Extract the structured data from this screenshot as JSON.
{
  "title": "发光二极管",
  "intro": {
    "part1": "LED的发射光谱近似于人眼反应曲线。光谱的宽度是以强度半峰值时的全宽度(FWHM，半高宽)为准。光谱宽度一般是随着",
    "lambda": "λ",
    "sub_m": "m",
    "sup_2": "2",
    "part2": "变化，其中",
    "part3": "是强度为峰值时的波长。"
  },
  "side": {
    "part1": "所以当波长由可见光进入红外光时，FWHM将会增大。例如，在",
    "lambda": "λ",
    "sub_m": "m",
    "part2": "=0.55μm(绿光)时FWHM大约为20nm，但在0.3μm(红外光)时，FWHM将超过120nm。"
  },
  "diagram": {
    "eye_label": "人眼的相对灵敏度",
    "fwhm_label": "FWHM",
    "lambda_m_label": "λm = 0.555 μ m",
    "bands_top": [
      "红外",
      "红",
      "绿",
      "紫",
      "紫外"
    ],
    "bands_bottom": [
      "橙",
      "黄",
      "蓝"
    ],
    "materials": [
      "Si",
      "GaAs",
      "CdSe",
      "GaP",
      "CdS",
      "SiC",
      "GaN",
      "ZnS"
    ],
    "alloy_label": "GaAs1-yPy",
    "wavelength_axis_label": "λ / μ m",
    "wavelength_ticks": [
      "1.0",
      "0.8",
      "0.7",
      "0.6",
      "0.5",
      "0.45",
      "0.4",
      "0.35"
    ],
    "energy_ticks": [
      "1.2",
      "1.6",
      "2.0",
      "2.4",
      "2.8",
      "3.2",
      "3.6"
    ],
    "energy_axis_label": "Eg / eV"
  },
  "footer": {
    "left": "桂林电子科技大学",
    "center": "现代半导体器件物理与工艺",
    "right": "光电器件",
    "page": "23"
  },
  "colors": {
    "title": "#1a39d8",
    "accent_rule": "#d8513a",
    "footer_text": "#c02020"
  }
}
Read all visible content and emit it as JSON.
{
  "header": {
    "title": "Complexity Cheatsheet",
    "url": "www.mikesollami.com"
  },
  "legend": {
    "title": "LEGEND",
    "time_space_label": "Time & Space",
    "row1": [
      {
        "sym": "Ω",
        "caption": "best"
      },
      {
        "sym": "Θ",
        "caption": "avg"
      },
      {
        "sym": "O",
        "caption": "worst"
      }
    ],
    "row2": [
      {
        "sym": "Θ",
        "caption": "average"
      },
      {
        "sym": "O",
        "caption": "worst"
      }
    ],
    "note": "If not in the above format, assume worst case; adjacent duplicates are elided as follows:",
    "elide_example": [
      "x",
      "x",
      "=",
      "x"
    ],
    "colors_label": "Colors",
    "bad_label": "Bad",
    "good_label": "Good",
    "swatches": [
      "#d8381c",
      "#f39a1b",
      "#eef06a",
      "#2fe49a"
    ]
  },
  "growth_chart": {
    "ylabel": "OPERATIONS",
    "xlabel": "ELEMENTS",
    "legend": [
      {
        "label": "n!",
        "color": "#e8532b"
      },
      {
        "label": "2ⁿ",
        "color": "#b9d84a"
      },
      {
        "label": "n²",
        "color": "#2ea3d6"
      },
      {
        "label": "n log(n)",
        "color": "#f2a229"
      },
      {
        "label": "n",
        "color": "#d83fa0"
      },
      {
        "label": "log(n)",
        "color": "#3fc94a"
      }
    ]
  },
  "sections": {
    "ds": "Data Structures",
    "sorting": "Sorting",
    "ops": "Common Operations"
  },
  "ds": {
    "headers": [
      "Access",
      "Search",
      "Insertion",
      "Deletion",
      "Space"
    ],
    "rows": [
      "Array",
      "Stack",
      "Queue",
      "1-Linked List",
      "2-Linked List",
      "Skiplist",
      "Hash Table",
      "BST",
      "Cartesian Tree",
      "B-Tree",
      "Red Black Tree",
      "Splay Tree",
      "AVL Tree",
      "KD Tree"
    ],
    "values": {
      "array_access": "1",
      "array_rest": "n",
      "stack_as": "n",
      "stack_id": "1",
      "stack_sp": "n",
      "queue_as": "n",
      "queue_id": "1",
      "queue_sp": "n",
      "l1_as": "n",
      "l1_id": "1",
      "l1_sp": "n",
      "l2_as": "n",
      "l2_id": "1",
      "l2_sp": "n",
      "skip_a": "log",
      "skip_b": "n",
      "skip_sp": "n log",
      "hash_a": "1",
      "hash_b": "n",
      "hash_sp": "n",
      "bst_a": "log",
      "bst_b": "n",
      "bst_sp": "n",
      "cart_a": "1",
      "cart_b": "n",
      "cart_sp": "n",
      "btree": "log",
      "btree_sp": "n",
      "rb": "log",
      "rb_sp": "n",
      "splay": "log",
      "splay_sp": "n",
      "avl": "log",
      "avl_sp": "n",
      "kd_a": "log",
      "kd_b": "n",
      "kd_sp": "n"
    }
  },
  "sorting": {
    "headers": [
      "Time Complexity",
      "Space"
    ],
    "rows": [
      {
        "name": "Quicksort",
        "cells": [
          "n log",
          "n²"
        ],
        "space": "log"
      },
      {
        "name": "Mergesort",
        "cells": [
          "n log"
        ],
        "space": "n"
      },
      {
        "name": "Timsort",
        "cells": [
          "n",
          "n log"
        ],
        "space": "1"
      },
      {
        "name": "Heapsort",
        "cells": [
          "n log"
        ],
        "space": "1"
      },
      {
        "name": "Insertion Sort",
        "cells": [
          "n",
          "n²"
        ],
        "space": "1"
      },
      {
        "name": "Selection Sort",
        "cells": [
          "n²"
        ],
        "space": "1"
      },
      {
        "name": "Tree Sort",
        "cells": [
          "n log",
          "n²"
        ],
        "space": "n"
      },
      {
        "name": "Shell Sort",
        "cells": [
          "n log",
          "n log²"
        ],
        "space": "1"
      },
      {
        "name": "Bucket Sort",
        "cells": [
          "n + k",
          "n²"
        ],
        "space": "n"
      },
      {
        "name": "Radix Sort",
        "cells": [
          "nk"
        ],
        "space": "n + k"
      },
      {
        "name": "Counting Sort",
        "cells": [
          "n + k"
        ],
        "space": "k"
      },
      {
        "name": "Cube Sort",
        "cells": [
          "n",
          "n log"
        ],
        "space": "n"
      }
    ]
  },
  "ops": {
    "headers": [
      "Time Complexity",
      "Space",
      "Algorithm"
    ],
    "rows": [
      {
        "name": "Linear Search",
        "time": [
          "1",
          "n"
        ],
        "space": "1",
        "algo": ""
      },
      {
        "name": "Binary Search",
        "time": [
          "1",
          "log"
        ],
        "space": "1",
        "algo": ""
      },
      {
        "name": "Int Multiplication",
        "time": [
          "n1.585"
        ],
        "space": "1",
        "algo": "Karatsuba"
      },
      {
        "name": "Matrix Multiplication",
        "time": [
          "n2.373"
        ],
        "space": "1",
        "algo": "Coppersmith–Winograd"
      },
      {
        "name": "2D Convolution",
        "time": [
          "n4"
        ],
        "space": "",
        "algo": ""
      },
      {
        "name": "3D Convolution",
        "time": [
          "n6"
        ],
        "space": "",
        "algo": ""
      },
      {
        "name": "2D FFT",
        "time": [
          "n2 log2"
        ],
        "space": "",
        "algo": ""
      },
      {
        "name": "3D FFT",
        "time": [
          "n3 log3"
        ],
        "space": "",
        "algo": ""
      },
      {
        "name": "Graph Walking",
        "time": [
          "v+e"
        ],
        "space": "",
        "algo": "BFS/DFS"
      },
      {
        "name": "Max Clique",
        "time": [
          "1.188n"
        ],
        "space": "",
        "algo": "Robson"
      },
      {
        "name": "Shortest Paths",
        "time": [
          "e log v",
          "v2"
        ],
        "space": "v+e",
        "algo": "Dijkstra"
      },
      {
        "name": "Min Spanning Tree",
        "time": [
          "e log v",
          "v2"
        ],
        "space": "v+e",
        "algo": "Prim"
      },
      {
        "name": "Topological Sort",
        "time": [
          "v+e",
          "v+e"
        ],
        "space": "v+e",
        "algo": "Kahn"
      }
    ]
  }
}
++++++
▸ Task instructions
Copy each line above where the string "Search" occurs.

▸ Response to this exercise
      "Search",
        "name": "Linear Search",
        "name": "Binary Search",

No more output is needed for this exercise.